■ **À faire**
Remplacez « la démission » par « le départ » dans le passage de l'extrait à lire qui commence à « Vendredi matin, c’est » et se termine à « ministre Elisabeth Borne. », puis recopiez ce passage.

Vendredi matin, c’est elle qui annonce officiellement la démission de Bernard Laporte à la sortie d’un comité directeur de la Fédération française de rugby (FFR) où elle s’était invitée pour “faire passer des messages”.
Et de lâcher en guise d’épitaphe professionnelle de celui dont elle veut la tête: “c’est quelqu’un qui a apporté au rugby français, il a aussi des éléments positifs dans son bilan”, avant de filer à Saint-Denis visiter le centre aquatique olympique aux côtés de la Première ministre Elisabeth Borne.
Depuis plusieurs semaines, “elle met une pression habile”, observe Emmanuelle Bonnet-Oulaldj, co-présidente de la Fédération sportive et gymnique du travail (FSGT), d’un autre bord politique, et fine connaisseuse du monde sportif fédéral.
“Il fallait un chef dans la boutique”, expliquait il y a quelques semaines le patron de l’Insep et ancien champion de judo Fabien Canu, déjà séduit. “C’est le retour d’une ministre politique”, claque un ancien élu qui la côtoie.
Nombre d’acteurs du sport saluent le “courage” de cette “belle mécanique intellectuelle” face à des figures du sport français réputés indéboulonnables.
La justice et la presse sont aussi passés par là.

■ **Documents fournis**

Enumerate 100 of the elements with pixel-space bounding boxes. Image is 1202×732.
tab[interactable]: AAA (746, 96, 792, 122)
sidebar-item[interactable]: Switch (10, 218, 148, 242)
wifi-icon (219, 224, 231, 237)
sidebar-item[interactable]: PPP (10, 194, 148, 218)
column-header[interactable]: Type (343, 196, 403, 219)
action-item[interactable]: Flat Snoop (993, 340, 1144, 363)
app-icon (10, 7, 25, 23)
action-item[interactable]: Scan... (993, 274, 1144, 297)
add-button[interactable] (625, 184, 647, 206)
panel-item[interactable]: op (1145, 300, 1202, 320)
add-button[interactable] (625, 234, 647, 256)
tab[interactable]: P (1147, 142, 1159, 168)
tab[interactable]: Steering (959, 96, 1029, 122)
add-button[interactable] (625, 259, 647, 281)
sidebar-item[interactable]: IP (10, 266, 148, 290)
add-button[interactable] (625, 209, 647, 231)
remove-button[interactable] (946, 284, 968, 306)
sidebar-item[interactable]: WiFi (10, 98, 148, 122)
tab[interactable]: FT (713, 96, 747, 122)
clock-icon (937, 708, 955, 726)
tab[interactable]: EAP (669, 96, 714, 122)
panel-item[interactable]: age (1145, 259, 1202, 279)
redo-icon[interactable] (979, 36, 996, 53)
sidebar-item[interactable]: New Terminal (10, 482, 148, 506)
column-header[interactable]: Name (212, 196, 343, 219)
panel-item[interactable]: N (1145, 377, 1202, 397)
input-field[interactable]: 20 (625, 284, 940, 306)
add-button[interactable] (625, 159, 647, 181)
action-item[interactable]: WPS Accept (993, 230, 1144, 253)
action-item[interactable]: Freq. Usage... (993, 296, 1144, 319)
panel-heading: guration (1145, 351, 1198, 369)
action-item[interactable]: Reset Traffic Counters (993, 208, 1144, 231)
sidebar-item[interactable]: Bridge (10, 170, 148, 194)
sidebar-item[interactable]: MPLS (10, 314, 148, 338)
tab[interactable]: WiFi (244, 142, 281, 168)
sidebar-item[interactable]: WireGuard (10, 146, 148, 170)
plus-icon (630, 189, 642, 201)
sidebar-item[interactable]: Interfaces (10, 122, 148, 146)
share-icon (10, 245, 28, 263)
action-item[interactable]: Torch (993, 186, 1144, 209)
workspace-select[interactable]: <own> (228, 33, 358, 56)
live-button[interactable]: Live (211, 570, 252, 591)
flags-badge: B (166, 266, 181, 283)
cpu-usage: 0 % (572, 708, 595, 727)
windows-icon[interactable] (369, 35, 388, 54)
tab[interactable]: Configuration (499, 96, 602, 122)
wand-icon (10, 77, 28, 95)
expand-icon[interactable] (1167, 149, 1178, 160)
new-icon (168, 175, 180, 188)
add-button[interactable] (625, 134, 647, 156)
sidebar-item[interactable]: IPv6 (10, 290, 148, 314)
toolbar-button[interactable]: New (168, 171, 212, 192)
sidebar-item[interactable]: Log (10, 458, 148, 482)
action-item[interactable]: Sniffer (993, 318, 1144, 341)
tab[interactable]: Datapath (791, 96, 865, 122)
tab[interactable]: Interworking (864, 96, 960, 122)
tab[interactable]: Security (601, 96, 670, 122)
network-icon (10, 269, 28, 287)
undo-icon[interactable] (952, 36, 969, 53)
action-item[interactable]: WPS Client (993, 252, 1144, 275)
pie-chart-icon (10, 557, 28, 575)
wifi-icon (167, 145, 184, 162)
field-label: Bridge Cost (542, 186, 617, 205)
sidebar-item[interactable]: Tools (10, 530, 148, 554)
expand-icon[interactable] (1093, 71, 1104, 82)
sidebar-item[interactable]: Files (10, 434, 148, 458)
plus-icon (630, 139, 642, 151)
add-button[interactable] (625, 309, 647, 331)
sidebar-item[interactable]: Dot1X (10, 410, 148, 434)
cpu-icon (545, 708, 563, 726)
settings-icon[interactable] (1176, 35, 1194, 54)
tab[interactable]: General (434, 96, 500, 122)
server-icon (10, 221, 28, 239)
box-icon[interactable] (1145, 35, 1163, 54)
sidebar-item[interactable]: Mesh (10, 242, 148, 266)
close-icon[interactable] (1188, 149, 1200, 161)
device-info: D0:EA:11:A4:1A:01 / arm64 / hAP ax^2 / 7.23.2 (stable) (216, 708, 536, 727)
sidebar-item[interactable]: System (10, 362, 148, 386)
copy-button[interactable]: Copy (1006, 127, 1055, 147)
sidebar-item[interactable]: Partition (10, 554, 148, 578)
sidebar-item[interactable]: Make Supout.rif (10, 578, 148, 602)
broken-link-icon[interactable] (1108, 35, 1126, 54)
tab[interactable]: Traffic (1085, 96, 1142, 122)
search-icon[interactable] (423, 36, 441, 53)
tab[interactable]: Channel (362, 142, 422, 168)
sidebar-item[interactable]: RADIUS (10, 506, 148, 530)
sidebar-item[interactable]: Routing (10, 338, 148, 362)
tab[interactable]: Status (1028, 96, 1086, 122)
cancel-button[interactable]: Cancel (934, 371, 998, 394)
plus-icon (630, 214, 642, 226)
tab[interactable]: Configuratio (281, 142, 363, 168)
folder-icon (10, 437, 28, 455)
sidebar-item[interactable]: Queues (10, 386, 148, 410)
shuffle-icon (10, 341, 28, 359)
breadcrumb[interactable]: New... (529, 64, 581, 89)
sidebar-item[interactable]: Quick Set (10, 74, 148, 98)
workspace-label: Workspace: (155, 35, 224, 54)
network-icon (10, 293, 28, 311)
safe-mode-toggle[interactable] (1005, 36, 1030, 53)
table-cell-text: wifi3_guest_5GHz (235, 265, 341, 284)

■ **Réponse**
Vendredi matin, c’est elle qui annonce officiellement le départ de Bernard Laporte à la sortie d’un comité directeur de la Fédération française de rugby (FFR) où elle s’était invitée pour “faire passer des messages”.
Et de lâcher en guise d’épitaphe professionnelle de celui dont elle veut la tête: “c’est quelqu’un qui a apporté au rugby français, il a aussi des éléments positifs dans son bilan”, avant de filer à Saint-Denis visiter le centre aquatique olympique aux côtés de la Première ministre Elisabeth Borne.